(Dataset entries)
— Start —

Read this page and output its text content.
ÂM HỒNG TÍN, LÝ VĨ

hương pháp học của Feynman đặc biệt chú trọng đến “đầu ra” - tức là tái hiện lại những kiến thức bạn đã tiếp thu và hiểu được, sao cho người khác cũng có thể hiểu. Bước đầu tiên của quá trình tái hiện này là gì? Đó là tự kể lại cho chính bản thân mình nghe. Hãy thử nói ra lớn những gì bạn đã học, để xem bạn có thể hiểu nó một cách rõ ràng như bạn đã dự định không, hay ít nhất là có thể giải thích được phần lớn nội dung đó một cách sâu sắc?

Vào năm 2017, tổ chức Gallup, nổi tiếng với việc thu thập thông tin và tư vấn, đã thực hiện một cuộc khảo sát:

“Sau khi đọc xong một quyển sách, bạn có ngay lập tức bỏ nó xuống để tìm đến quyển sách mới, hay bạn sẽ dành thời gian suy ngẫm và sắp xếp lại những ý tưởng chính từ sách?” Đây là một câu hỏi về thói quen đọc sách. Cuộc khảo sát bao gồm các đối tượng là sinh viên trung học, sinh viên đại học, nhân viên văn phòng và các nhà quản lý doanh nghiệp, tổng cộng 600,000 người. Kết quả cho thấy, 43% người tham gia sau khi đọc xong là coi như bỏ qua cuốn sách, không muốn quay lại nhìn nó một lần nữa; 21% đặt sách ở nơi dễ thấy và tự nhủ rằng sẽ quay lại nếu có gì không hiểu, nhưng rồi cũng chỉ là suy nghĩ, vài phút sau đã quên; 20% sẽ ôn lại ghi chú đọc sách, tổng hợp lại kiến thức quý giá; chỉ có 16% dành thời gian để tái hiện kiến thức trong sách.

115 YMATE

— End —
— Start —

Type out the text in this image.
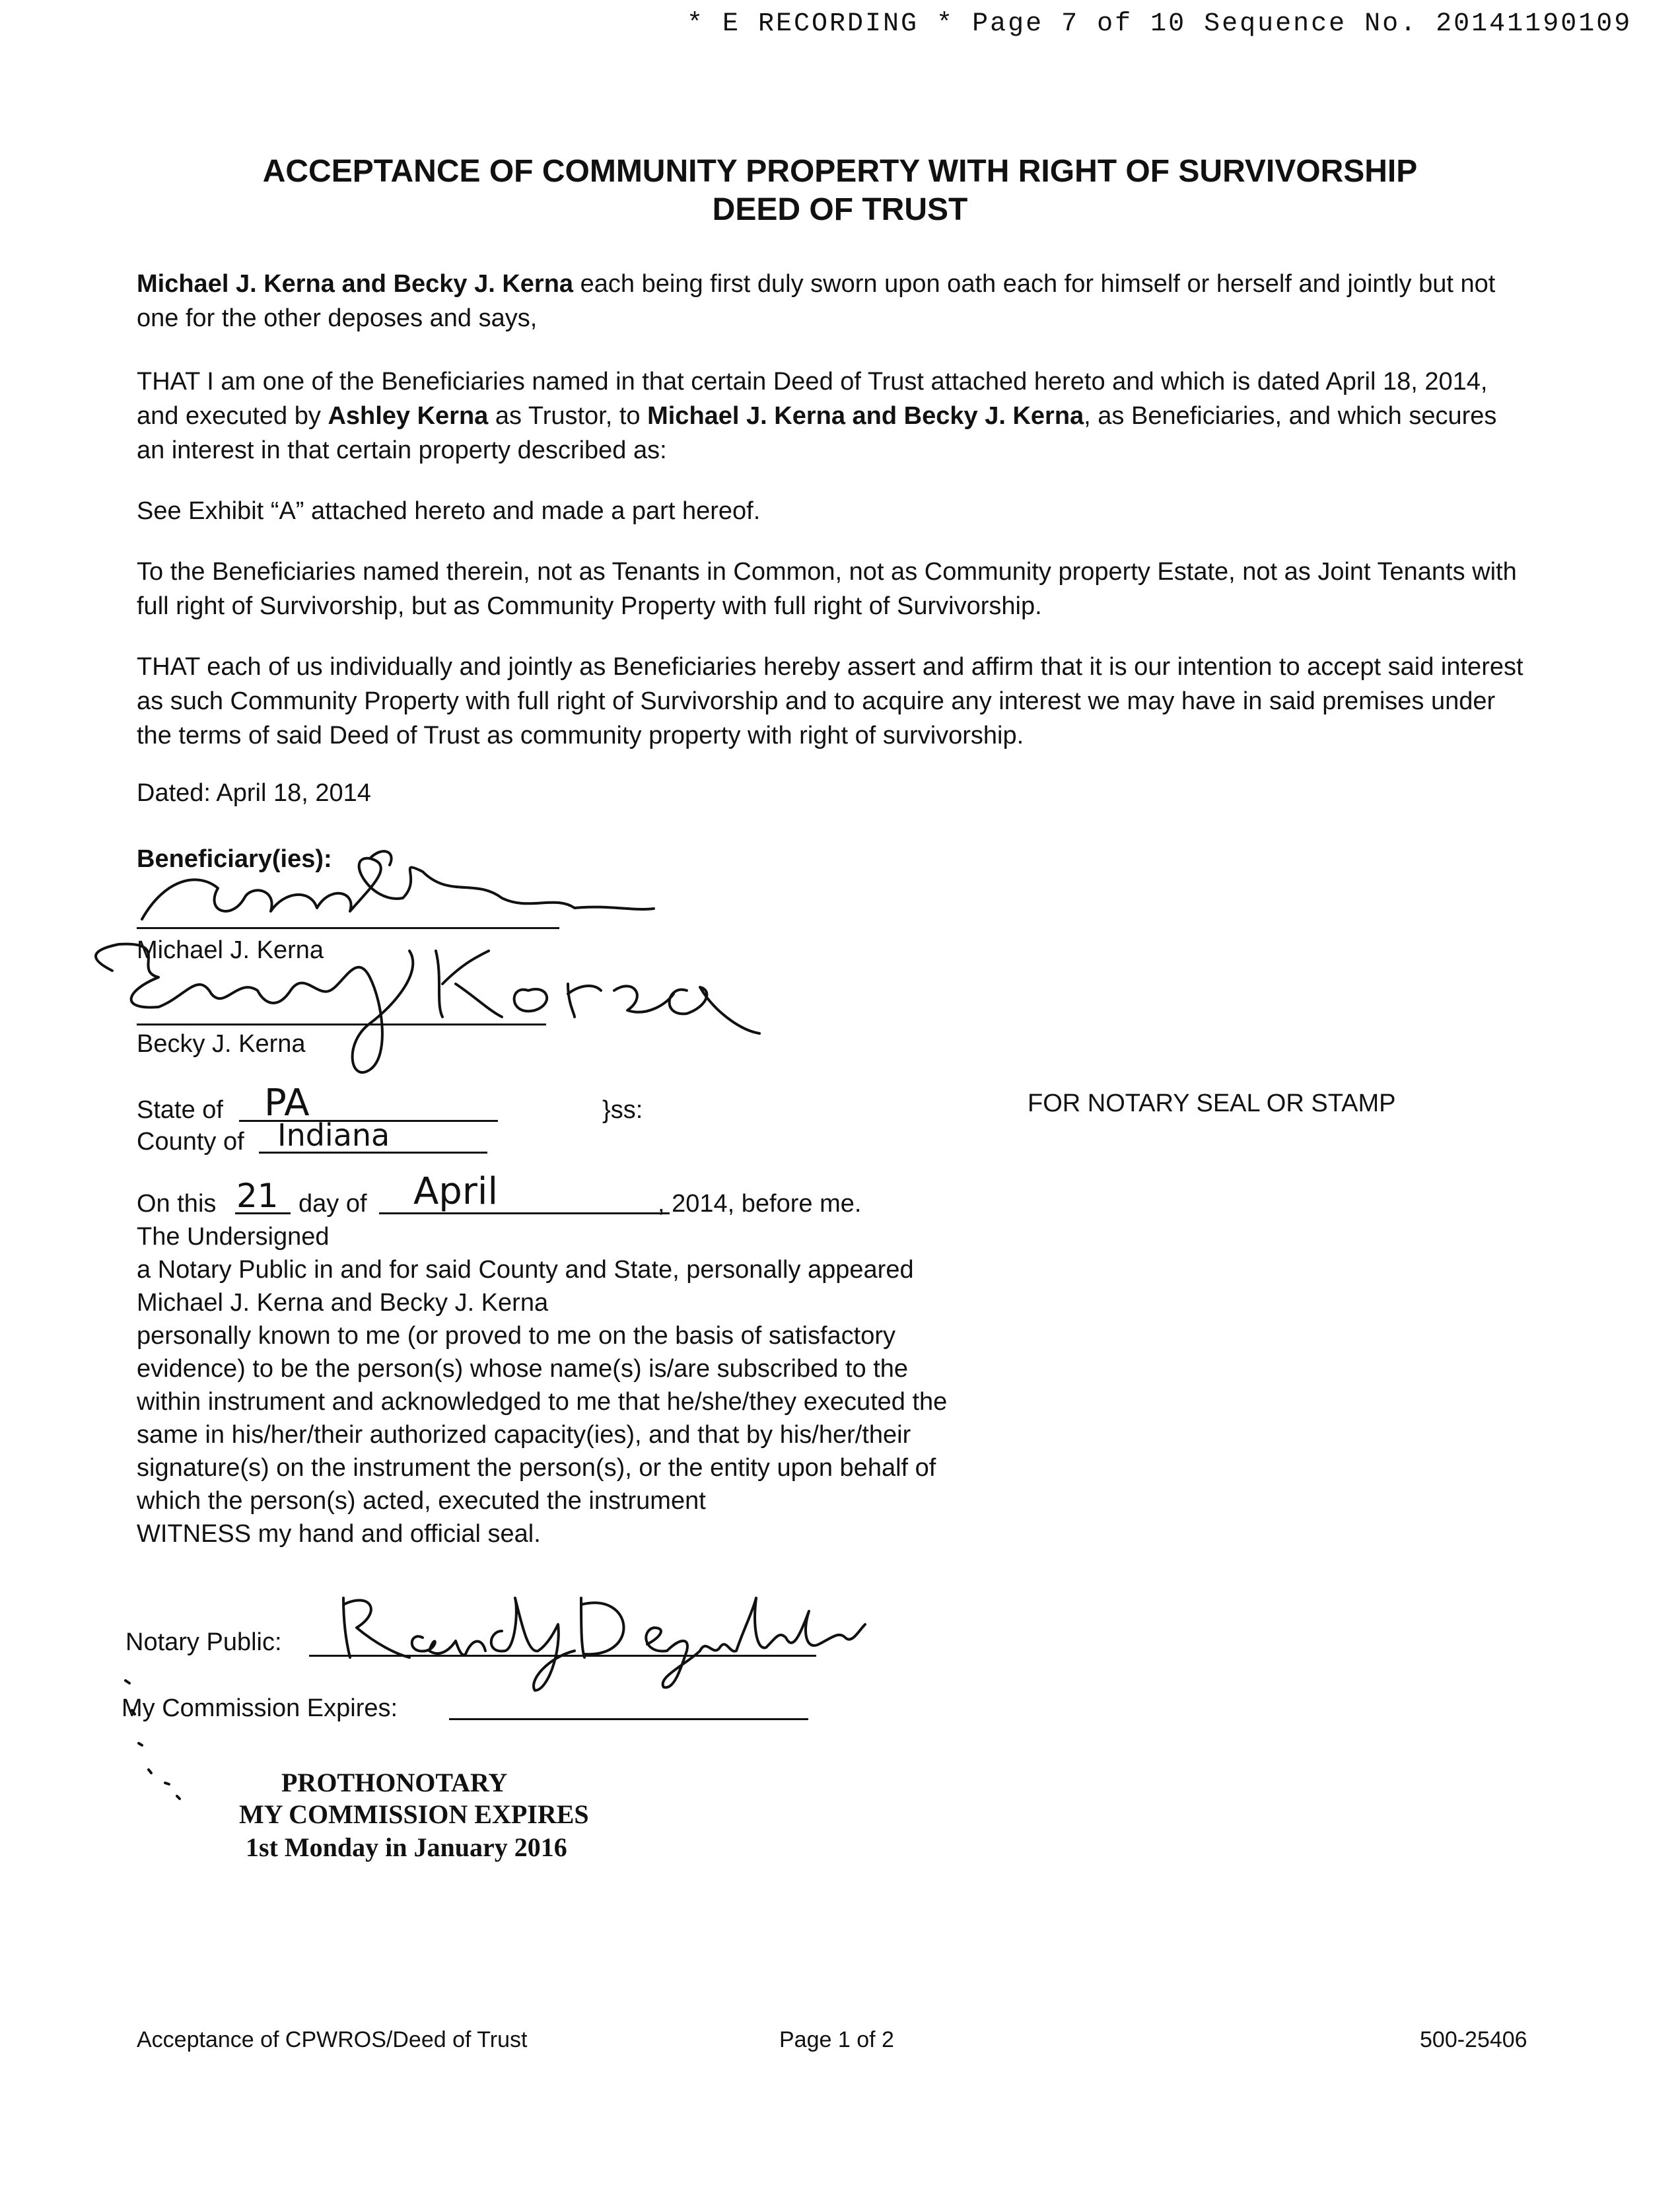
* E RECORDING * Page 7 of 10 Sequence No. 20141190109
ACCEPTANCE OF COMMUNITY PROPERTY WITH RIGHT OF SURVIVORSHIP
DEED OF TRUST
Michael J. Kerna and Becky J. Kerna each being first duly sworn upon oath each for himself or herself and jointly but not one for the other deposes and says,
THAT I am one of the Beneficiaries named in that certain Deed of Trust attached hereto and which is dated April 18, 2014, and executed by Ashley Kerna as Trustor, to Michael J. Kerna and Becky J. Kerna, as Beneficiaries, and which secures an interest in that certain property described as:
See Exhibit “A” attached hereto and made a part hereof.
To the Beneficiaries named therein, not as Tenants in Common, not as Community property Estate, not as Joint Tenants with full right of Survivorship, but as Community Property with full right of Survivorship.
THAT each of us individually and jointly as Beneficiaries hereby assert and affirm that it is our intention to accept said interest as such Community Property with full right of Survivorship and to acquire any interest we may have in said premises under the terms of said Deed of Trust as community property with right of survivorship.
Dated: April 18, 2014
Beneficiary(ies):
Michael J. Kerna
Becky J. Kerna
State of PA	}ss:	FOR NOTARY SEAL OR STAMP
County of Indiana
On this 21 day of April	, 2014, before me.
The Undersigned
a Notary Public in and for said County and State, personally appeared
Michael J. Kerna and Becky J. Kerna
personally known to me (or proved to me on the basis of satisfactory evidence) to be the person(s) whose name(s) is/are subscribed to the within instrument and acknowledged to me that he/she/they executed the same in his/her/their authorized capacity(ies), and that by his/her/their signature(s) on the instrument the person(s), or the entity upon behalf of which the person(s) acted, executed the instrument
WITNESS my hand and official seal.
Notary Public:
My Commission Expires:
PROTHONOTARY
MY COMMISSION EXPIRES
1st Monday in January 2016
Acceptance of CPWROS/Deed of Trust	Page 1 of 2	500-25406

— End —
— Start —

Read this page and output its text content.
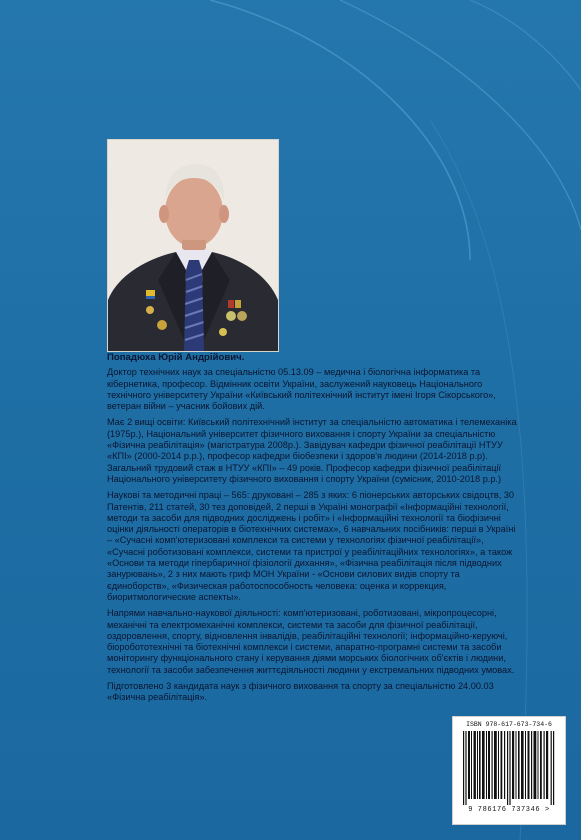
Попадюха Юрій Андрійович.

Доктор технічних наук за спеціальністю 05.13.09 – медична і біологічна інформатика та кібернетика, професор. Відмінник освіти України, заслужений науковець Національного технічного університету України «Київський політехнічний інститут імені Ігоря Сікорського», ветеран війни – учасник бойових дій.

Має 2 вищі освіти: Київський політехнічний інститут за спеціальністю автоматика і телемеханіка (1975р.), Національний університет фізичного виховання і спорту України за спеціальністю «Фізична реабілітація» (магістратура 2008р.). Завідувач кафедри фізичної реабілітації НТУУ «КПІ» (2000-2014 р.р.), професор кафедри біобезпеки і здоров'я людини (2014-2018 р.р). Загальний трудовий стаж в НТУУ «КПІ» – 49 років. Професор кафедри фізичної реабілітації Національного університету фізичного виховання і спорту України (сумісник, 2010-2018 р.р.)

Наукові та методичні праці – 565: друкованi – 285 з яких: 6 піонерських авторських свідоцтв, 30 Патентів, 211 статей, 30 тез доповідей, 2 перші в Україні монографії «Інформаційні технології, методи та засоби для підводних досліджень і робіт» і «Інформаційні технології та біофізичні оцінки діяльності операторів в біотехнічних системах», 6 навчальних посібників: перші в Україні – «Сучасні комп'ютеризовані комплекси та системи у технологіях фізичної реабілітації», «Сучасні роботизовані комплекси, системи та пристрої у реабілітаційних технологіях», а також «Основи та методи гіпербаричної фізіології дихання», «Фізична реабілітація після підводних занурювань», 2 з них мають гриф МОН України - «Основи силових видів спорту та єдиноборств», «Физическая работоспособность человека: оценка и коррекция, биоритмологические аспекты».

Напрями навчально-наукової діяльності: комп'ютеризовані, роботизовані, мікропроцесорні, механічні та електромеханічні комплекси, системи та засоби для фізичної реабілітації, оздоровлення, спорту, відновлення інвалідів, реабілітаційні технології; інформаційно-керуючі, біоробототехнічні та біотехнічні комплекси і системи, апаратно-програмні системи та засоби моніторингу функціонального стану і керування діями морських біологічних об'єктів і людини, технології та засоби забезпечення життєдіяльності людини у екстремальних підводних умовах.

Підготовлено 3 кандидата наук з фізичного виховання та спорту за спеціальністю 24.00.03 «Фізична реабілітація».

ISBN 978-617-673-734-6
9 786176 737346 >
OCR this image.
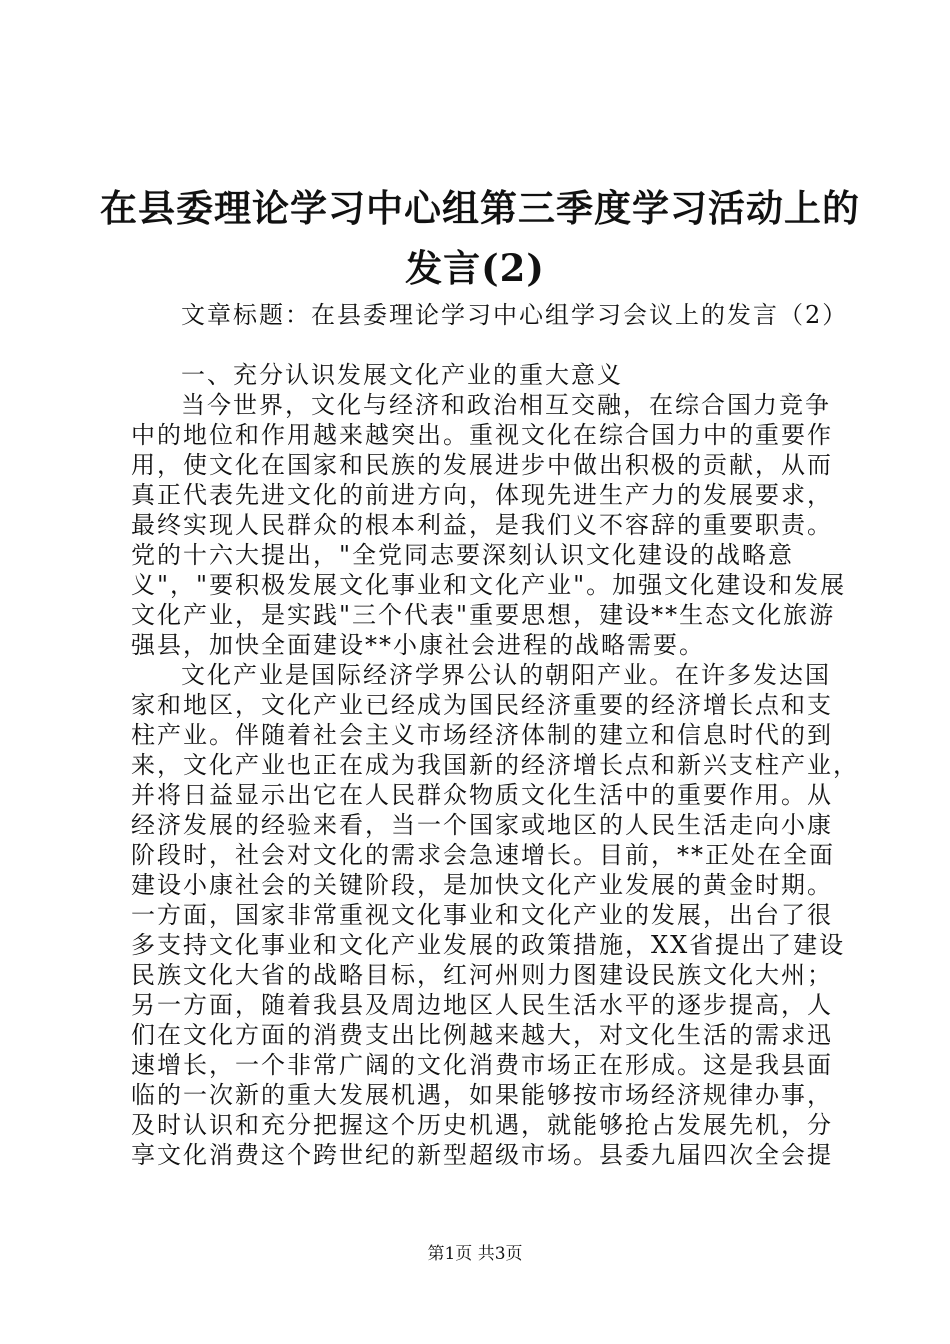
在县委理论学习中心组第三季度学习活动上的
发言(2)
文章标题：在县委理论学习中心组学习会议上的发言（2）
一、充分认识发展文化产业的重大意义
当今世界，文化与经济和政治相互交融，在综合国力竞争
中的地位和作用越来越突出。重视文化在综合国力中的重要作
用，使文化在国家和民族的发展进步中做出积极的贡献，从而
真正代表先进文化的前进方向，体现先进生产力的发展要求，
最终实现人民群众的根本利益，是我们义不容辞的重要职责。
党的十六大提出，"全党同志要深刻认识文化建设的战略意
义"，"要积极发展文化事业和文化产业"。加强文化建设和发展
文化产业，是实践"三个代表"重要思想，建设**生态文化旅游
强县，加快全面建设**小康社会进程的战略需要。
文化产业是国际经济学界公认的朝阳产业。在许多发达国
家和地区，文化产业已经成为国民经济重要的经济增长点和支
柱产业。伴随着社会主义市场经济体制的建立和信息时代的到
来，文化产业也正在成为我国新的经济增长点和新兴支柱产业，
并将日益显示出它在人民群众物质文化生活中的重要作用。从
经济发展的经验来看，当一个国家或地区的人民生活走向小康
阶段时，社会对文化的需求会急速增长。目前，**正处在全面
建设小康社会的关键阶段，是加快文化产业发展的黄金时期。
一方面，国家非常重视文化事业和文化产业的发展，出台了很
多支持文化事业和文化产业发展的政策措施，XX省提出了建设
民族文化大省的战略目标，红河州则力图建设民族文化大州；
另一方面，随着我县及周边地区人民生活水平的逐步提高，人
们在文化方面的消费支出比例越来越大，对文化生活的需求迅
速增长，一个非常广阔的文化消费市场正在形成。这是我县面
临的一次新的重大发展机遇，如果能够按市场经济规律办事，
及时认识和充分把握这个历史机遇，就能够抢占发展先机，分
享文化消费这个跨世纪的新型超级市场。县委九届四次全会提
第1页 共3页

— End —

● SET TASK:
Reply with the number of lines in the material above that contain "County", and nothing more.

● COMPLETED TASK:
2